* [WHAT IS NEEDED] Repeat every record below exactly, omitting any pictures.

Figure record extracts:
··········

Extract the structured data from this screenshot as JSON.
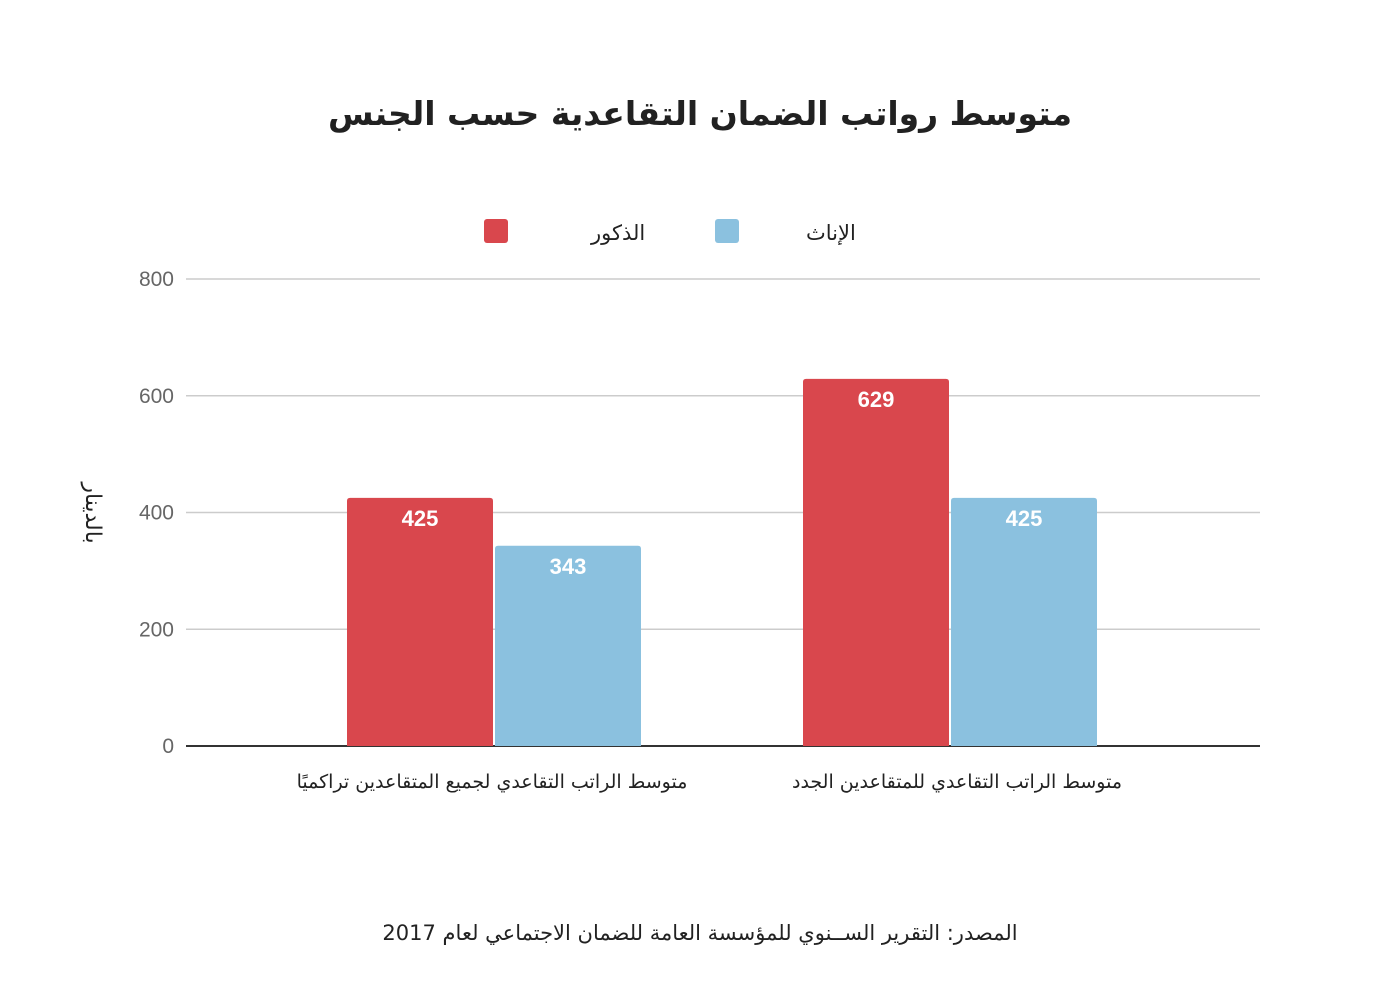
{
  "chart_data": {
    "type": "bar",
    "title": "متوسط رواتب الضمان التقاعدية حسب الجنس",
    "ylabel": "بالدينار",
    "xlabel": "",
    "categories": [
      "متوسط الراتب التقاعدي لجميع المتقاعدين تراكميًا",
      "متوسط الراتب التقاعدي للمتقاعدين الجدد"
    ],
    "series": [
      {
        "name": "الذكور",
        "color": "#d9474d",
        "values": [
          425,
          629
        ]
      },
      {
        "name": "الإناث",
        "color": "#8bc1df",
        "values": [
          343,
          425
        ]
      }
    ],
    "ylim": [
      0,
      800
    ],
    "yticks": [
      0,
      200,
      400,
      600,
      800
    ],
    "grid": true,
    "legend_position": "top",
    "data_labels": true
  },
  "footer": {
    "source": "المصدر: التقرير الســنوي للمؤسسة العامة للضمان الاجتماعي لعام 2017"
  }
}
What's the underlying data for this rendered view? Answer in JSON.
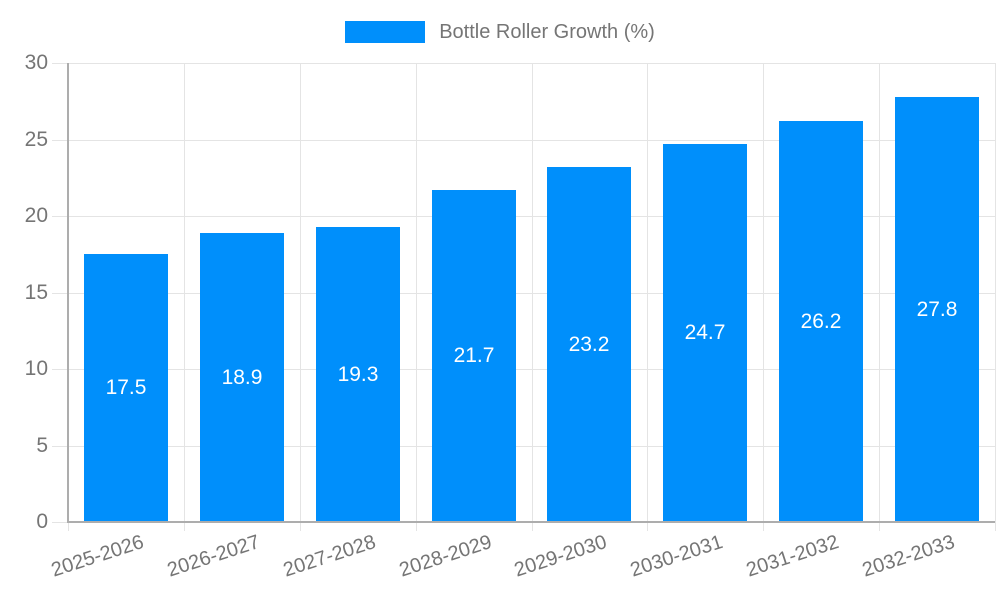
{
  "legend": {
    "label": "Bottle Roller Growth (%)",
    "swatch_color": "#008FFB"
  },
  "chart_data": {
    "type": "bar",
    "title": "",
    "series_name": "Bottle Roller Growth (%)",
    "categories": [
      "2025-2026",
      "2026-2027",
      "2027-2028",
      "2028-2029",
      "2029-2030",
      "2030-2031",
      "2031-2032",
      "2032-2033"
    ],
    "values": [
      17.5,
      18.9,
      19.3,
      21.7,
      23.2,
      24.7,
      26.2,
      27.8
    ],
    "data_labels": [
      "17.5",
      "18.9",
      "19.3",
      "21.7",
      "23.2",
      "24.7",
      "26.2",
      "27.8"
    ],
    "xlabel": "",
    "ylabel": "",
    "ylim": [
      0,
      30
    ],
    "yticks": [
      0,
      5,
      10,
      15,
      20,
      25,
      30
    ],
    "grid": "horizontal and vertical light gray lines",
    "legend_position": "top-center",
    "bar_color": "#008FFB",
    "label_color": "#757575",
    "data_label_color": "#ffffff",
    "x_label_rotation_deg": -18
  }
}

··········

* [TASK SOLUTION]
Extract the structured data from this screenshot as JSON.
{
  "chart_data": {
    "type": "bar",
    "title": "متوسط رواتب الضمان التقاعدية حسب الجنس",
    "ylabel": "بالدينار",
    "xlabel": "",
    "categories": [
      "متوسط الراتب التقاعدي لجميع المتقاعدين تراكميًا",
      "متوسط الراتب التقاعدي للمتقاعدين الجدد"
    ],
    "series": [
      {
        "name": "الذكور",
        "color": "#d9474d",
        "values": [
          425,
          629
        ]
      },
      {
        "name": "الإناث",
        "color": "#8bc1df",
        "values": [
          343,
          425
        ]
      }
    ],
    "ylim": [
      0,
      800
    ],
    "yticks": [
      0,
      200,
      400,
      600,
      800
    ],
    "grid": true,
    "legend_position": "top",
    "data_labels": true
  },
  "footer": {
    "source": "المصدر: التقرير الســنوي للمؤسسة العامة للضمان الاجتماعي لعام 2017"
  }
}
What's the underlying data for this rendered view? Answer in JSON.
{
  "legend": {
    "label": "Bottle Roller Growth (%)",
    "swatch_color": "#008FFB"
  },
  "chart_data": {
    "type": "bar",
    "title": "",
    "series_name": "Bottle Roller Growth (%)",
    "categories": [
      "2025-2026",
      "2026-2027",
      "2027-2028",
      "2028-2029",
      "2029-2030",
      "2030-2031",
      "2031-2032",
      "2032-2033"
    ],
    "values": [
      17.5,
      18.9,
      19.3,
      21.7,
      23.2,
      24.7,
      26.2,
      27.8
    ],
    "data_labels": [
      "17.5",
      "18.9",
      "19.3",
      "21.7",
      "23.2",
      "24.7",
      "26.2",
      "27.8"
    ],
    "xlabel": "",
    "ylabel": "",
    "ylim": [
      0,
      30
    ],
    "yticks": [
      0,
      5,
      10,
      15,
      20,
      25,
      30
    ],
    "grid": "horizontal and vertical light gray lines",
    "legend_position": "top-center",
    "bar_color": "#008FFB",
    "label_color": "#757575",
    "data_label_color": "#ffffff",
    "x_label_rotation_deg": -18
  }
}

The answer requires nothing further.